Exercise input.
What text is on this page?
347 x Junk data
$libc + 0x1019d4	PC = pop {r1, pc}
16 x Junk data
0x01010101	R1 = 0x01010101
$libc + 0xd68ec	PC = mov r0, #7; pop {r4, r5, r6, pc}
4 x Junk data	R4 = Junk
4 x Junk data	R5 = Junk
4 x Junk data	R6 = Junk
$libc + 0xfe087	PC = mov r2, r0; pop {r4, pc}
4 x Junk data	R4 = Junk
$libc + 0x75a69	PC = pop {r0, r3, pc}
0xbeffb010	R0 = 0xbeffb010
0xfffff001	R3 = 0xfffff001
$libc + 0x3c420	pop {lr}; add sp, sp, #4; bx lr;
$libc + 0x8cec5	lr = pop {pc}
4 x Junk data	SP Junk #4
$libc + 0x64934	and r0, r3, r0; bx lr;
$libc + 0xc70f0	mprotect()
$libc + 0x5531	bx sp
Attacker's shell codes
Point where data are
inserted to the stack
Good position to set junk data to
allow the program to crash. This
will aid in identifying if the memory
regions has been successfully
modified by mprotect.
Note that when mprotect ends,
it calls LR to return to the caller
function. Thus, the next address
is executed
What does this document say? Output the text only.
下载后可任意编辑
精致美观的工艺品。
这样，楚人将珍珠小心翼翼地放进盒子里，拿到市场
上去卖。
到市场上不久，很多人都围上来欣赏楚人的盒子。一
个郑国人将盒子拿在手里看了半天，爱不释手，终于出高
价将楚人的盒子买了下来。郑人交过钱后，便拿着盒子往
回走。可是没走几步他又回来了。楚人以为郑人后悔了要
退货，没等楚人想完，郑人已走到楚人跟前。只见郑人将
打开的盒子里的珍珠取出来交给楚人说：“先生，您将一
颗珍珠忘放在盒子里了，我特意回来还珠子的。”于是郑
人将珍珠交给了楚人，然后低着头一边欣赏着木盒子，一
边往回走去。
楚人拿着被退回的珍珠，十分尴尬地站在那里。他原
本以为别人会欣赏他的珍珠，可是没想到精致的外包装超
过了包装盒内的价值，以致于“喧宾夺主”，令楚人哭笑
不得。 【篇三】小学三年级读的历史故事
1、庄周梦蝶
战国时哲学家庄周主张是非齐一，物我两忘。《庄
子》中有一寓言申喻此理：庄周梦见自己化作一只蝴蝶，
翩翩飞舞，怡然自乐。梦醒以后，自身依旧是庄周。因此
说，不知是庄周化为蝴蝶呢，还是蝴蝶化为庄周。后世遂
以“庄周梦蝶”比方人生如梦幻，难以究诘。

What the exercise asks.
The full set of records should be duplicated exactly.

Task answer.
What text is on this page?
347 x Junk data
$libc + 0x1019d4	PC = pop {r1, pc}
16 x Junk data
0x01010101	R1 = 0x01010101
$libc + 0xd68ec	PC = mov r0, #7; pop {r4, r5, r6, pc}
4 x Junk data	R4 = Junk
4 x Junk data	R5 = Junk
4 x Junk data	R6 = Junk
$libc + 0xfe087	PC = mov r2, r0; pop {r4, pc}
4 x Junk data	R4 = Junk
$libc + 0x75a69	PC = pop {r0, r3, pc}
0xbeffb010	R0 = 0xbeffb010
0xfffff001	R3 = 0xfffff001
$libc + 0x3c420	pop {lr}; add sp, sp, #4; bx lr;
$libc + 0x8cec5	lr = pop {pc}
4 x Junk data	SP Junk #4
$libc + 0x64934	and r0, r3, r0; bx lr;
$libc + 0xc70f0	mprotect()
$libc + 0x5531	bx sp
Attacker's shell codes
Point where data are
inserted to the stack
Good position to set junk data to
allow the program to crash. This
will aid in identifying if the memory
regions has been successfully
modified by mprotect.
Note that when mprotect ends,
it calls LR to return to the caller
function. Thus, the next address
is executed
What does this document say? Output the text only.
下载后可任意编辑
精致美观的工艺品。
这样，楚人将珍珠小心翼翼地放进盒子里，拿到市场
上去卖。
到市场上不久，很多人都围上来欣赏楚人的盒子。一
个郑国人将盒子拿在手里看了半天，爱不释手，终于出高
价将楚人的盒子买了下来。郑人交过钱后，便拿着盒子往
回走。可是没走几步他又回来了。楚人以为郑人后悔了要
退货，没等楚人想完，郑人已走到楚人跟前。只见郑人将
打开的盒子里的珍珠取出来交给楚人说：“先生，您将一
颗珍珠忘放在盒子里了，我特意回来还珠子的。”于是郑
人将珍珠交给了楚人，然后低着头一边欣赏着木盒子，一
边往回走去。
楚人拿着被退回的珍珠，十分尴尬地站在那里。他原
本以为别人会欣赏他的珍珠，可是没想到精致的外包装超
过了包装盒内的价值，以致于“喧宾夺主”，令楚人哭笑
不得。 【篇三】小学三年级读的历史故事
1、庄周梦蝶
战国时哲学家庄周主张是非齐一，物我两忘。《庄
子》中有一寓言申喻此理：庄周梦见自己化作一只蝴蝶，
翩翩飞舞，怡然自乐。梦醒以后，自身依旧是庄周。因此
说，不知是庄周化为蝴蝶呢，还是蝴蝶化为庄周。后世遂
以“庄周梦蝶”比方人生如梦幻，难以究诘。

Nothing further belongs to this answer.